▸ **PROBLEM STATEMENT**
Copy out exactly the lines from the line containing "What data populates" to the end of the listing.

* * * * * * * * *

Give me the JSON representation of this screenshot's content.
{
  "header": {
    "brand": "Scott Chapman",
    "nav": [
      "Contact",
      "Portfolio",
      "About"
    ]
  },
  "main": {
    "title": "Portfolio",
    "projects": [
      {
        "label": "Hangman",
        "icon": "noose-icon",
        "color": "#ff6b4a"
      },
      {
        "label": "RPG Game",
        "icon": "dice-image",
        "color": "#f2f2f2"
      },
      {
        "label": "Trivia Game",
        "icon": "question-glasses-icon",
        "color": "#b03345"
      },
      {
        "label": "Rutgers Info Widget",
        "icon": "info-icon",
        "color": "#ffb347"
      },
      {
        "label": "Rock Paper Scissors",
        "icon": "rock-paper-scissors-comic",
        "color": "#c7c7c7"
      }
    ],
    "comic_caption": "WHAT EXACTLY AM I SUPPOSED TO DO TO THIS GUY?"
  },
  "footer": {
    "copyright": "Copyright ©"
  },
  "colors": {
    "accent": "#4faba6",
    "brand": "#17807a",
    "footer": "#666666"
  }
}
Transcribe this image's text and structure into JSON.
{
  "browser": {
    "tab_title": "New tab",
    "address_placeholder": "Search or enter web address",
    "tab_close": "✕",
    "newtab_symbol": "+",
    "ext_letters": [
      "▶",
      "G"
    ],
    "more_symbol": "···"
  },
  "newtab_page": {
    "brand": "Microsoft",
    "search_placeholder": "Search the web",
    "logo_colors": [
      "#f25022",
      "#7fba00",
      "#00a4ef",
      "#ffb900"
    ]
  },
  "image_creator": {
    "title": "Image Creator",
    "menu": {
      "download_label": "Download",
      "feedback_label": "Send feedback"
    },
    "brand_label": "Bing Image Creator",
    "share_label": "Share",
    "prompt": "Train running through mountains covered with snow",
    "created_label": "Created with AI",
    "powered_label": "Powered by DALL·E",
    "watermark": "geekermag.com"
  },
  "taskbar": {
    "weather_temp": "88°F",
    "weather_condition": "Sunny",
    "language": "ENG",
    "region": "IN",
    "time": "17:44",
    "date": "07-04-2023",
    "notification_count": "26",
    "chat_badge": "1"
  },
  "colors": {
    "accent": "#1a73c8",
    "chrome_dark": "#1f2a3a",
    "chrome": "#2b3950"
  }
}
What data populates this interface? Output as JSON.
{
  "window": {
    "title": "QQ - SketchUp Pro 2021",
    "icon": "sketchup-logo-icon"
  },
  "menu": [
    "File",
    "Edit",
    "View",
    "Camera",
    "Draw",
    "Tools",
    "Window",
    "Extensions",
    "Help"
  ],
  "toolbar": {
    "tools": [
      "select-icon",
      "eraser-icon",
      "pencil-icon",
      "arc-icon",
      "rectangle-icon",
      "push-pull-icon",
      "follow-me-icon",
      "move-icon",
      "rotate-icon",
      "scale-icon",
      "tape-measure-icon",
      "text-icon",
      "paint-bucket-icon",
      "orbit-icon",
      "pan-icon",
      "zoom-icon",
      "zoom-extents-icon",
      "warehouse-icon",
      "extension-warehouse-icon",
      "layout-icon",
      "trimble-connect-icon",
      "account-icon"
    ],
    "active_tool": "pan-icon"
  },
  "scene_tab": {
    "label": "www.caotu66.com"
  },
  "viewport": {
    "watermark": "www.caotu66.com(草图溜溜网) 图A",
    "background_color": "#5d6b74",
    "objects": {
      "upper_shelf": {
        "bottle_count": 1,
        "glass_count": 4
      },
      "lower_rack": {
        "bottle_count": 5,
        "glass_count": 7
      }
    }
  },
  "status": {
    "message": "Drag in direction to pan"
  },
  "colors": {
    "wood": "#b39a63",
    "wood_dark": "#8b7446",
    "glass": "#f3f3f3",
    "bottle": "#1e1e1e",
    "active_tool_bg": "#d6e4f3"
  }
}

* * * * * * * * *

▸ **RESULT FOR THIS EXERCISE**
What data populates this interface? Output as JSON.
{
  "window": {
    "title": "QQ - SketchUp Pro 2021",
    "icon": "sketchup-logo-icon"
  },
  "menu": [
    "File",
    "Edit",
    "View",
    "Camera",
    "Draw",
    "Tools",
    "Window",
    "Extensions",
    "Help"
  ],
  "toolbar": {
    "tools": [
      "select-icon",
      "eraser-icon",
      "pencil-icon",
      "arc-icon",
      "rectangle-icon",
      "push-pull-icon",
      "follow-me-icon",
      "move-icon",
      "rotate-icon",
      "scale-icon",
      "tape-measure-icon",
      "text-icon",
      "paint-bucket-icon",
      "orbit-icon",
      "pan-icon",
      "zoom-icon",
      "zoom-extents-icon",
      "warehouse-icon",
      "extension-warehouse-icon",
      "layout-icon",
      "trimble-connect-icon",
      "account-icon"
    ],
    "active_tool": "pan-icon"
  },
  "scene_tab": {
    "label": "www.caotu66.com"
  },
  "viewport": {
    "watermark": "www.caotu66.com(草图溜溜网) 图A",
    "background_color": "#5d6b74",
    "objects": {
      "upper_shelf": {
        "bottle_count": 1,
        "glass_count": 4
      },
      "lower_rack": {
        "bottle_count": 5,
        "glass_count": 7
      }
    }
  },
  "status": {
    "message": "Drag in direction to pan"
  },
  "colors": {
    "wood": "#b39a63",
    "wood_dark": "#8b7446",
    "glass": "#f3f3f3",
    "bottle": "#1e1e1e",
    "active_tool_bg": "#d6e4f3"
  }
}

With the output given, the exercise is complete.